Dataset listings of figures:
___
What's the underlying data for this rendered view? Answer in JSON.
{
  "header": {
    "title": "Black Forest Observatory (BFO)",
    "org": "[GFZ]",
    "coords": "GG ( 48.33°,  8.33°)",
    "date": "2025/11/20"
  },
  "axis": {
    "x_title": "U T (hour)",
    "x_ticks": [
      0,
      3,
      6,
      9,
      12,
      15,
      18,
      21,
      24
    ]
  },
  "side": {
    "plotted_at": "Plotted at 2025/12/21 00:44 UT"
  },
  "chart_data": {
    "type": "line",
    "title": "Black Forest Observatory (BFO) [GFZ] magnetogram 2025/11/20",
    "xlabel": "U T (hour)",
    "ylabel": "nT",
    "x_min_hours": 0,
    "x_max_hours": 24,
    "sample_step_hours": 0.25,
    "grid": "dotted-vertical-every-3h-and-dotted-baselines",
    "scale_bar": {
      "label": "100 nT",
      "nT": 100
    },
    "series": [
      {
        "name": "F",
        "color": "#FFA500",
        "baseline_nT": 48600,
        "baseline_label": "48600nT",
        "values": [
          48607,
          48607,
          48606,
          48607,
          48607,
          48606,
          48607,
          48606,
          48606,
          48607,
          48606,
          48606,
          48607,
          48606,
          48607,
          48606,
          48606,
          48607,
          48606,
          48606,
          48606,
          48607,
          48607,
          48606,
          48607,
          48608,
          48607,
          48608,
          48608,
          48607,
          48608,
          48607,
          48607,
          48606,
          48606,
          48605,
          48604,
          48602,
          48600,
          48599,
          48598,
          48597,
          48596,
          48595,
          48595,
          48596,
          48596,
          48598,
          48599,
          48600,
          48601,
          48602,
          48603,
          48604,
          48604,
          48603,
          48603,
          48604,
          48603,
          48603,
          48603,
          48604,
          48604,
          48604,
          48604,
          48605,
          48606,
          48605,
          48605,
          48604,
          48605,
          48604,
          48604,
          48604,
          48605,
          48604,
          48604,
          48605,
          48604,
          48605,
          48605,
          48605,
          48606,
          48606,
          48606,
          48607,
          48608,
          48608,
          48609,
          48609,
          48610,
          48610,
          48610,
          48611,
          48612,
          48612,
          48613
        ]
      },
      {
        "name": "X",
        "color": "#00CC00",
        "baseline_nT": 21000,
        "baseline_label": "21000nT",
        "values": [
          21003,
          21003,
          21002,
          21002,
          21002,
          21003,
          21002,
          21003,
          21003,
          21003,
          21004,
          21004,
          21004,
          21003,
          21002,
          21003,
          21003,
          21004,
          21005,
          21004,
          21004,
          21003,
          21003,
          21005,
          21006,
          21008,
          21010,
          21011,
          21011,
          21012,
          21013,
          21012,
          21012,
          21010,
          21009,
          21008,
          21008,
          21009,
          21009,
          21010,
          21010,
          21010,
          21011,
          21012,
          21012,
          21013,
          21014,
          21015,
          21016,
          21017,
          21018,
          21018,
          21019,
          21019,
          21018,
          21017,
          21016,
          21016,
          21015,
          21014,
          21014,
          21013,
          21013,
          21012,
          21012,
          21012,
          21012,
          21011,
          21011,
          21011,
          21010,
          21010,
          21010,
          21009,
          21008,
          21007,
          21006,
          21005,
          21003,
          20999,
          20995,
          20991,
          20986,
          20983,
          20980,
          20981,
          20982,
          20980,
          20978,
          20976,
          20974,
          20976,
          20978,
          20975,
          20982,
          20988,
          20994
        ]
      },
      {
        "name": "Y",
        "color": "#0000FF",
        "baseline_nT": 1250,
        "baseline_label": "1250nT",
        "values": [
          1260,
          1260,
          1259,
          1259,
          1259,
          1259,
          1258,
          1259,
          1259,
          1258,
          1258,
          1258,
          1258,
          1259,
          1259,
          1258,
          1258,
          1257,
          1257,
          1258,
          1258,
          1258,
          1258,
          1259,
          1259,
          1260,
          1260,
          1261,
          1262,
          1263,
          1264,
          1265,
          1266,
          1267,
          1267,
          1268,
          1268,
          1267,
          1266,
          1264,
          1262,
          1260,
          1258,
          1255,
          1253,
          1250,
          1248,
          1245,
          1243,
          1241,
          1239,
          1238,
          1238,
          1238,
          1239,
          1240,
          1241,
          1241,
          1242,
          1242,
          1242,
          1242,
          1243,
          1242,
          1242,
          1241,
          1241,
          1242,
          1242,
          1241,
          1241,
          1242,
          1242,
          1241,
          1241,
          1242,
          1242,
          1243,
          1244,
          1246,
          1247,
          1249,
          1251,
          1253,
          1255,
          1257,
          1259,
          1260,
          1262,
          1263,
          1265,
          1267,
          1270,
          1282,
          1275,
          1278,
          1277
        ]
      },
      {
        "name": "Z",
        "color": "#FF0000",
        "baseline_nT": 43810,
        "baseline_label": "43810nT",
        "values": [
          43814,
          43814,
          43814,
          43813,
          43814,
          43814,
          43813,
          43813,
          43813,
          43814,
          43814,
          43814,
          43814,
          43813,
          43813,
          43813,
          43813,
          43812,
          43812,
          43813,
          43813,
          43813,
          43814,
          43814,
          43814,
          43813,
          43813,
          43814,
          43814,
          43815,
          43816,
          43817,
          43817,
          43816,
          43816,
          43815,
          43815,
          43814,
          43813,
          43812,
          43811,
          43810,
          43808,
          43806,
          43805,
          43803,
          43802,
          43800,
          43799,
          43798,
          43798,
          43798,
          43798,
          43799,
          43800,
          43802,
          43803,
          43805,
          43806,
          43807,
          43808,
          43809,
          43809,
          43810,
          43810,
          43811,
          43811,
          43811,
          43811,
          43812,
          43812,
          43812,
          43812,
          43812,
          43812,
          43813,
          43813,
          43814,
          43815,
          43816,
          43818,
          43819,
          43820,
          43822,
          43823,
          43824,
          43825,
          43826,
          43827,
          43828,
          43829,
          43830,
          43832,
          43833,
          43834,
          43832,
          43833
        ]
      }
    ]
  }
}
___
STATED EXERCISE: Find every line in the listing that holds the string "Forest", then say how many there are as a bare number.

ANSWER IN FULL: 2